Print exactly the lines from the one containing "Read all visible content and emit it as JSON." through the last line of the records below, both included, and nothing else; omit any pictures.

>> begin Input records

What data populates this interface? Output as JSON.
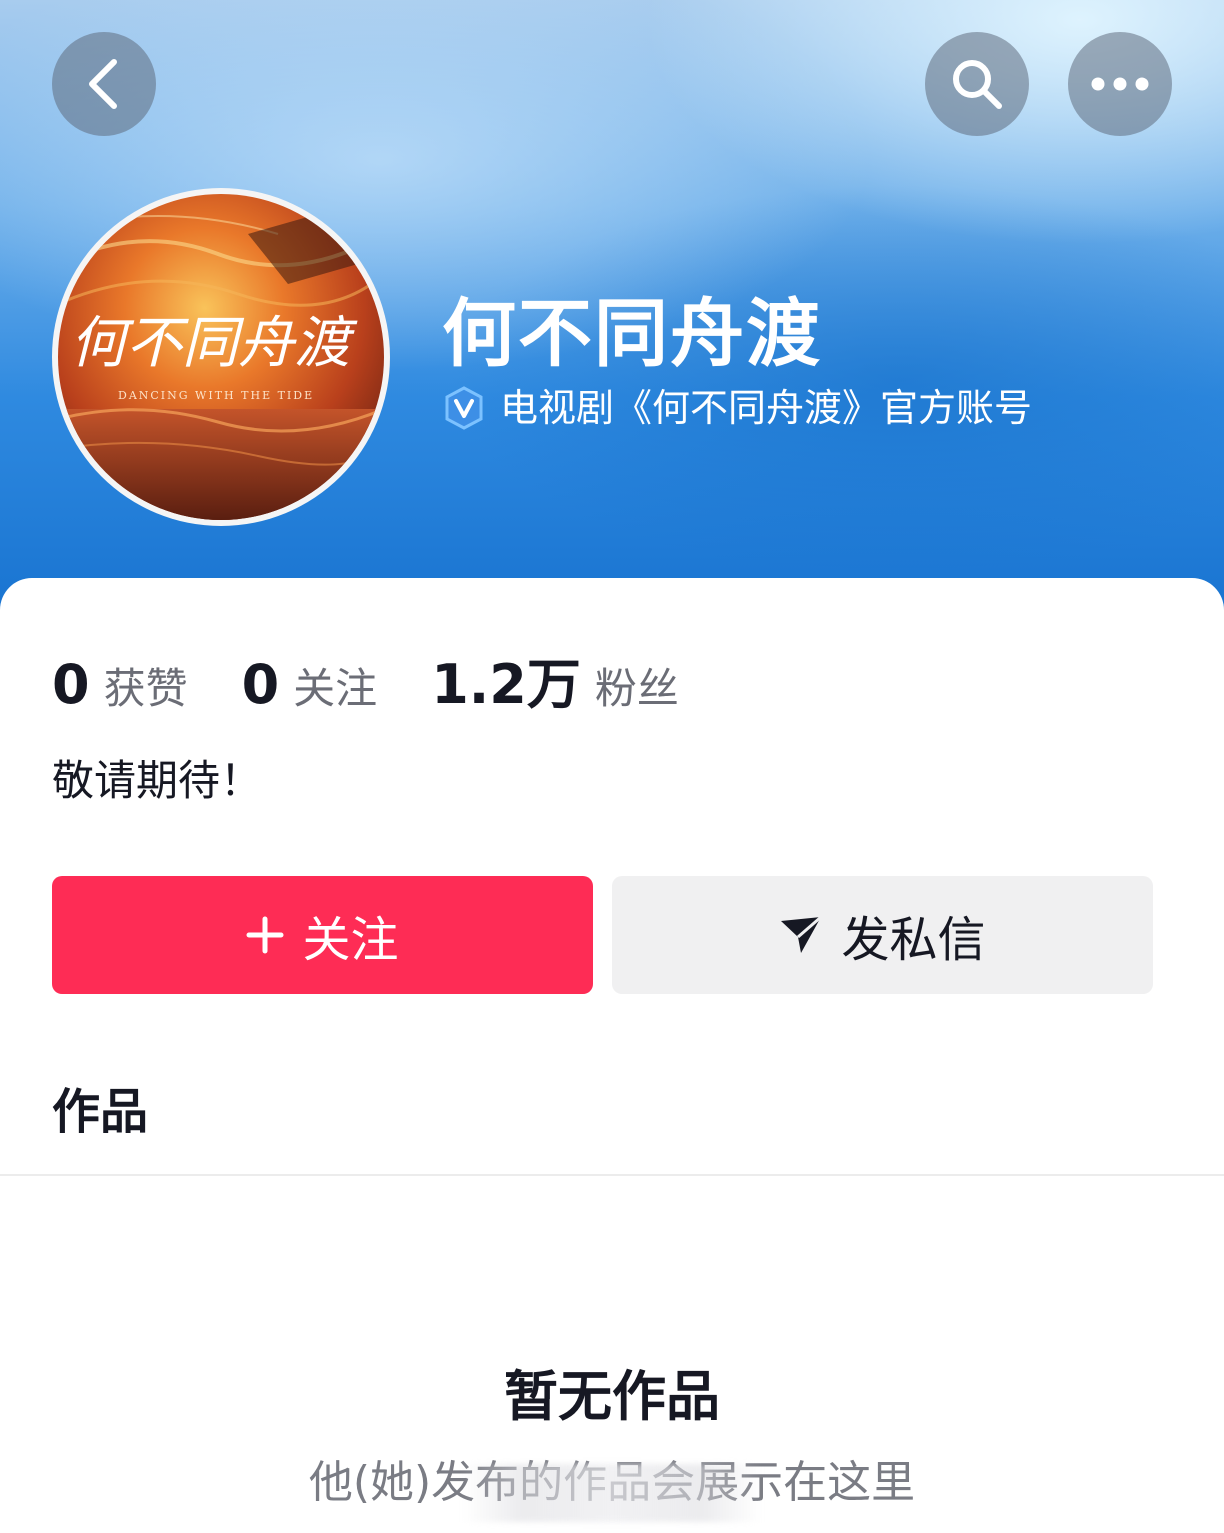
{
  "header": {
    "buttons": {
      "back_icon": "chevron-left-icon",
      "search_icon": "search-icon",
      "more_icon": "more-dots-icon"
    },
    "avatar": {
      "lettering": "何不同舟渡",
      "english_lettering": "DANCING WITH THE TIDE"
    }
  },
  "profile": {
    "name": "何不同舟渡",
    "verification": "电视剧《何不同舟渡》官方账号",
    "verify_icon": "verified-v-icon"
  },
  "stats": [
    {
      "value": "0",
      "label": "获赞"
    },
    {
      "value": "0",
      "label": "关注"
    },
    {
      "value": "1.2万",
      "label": "粉丝"
    }
  ],
  "bio": "敬请期待！",
  "actions": {
    "follow_label": "关注",
    "message_label": "发私信"
  },
  "tabs": {
    "works_label": "作品"
  },
  "empty_state": {
    "title": "暂无作品",
    "description": "他(她)发布的作品会展示在这里"
  },
  "colors": {
    "follow_button": "#fe2c55",
    "message_button": "#f0f0f1",
    "header_blue": "#1671cf",
    "verify_badge": "#63b9ff"
  }
}
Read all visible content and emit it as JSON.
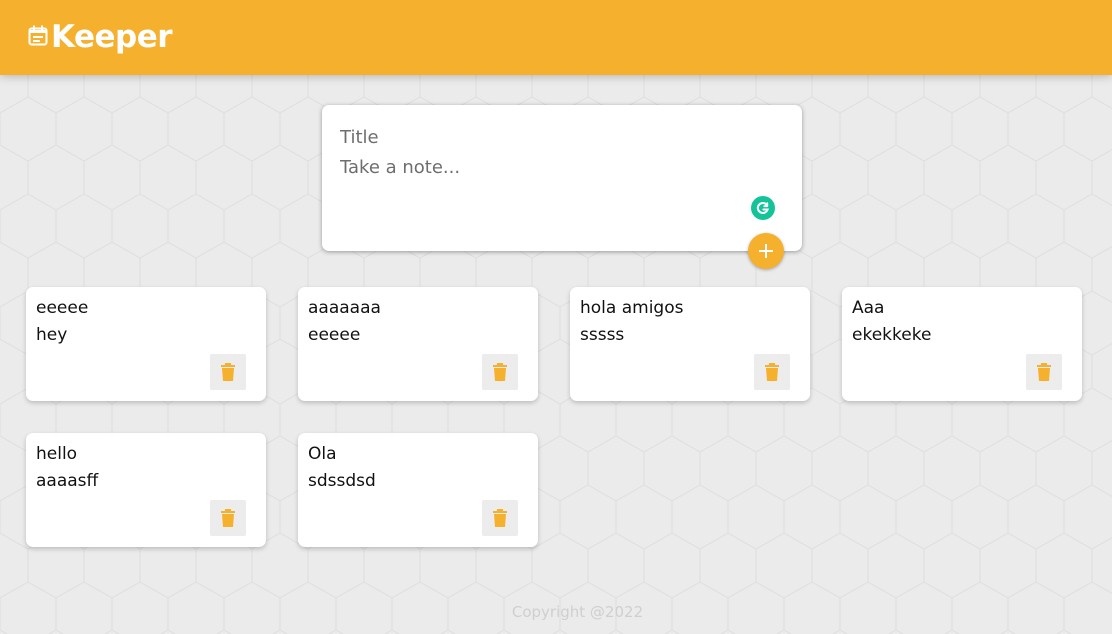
{
  "header": {
    "brand": "Keeper",
    "brand_color": "#f5b02e",
    "icon": "note-icon"
  },
  "composer": {
    "title_placeholder": "Title",
    "title_value": "",
    "note_placeholder": "Take a note...",
    "note_value": "",
    "add_icon": "plus-icon",
    "grammar_icon": "grammarly-icon"
  },
  "notes": [
    {
      "title": "eeeee",
      "content": "hey"
    },
    {
      "title": "aaaaaaa",
      "content": "eeeee"
    },
    {
      "title": "hola amigos",
      "content": "sssss"
    },
    {
      "title": "Aaa",
      "content": "ekekkeke"
    },
    {
      "title": "hello",
      "content": "aaaasff"
    },
    {
      "title": "Ola",
      "content": "sdssdsd"
    }
  ],
  "note_delete_icon": "trash-icon",
  "footer": {
    "copyright": "Copyright @2022"
  }
}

>> end Input records

Task result:
Read all visible content and emit it as JSON.
{
  "header": {
    "brand": "Keeper",
    "brand_color": "#f5b02e",
    "icon": "note-icon"
  },
  "composer": {
    "title_placeholder": "Title",
    "title_value": "",
    "note_placeholder": "Take a note...",
    "note_value": "",
    "add_icon": "plus-icon",
    "grammar_icon": "grammarly-icon"
  },
  "notes": [
    {
      "title": "eeeee",
      "content": "hey"
    },
    {
      "title": "aaaaaaa",
      "content": "eeeee"
    },
    {
      "title": "hola amigos",
      "content": "sssss"
    },
    {
      "title": "Aaa",
      "content": "ekekkeke"
    },
    {
      "title": "hello",
      "content": "aaaasff"
    },
    {
      "title": "Ola",
      "content": "sdssdsd"
    }
  ],
  "note_delete_icon": "trash-icon",
  "footer": {
    "copyright": "Copyright @2022"
  }
}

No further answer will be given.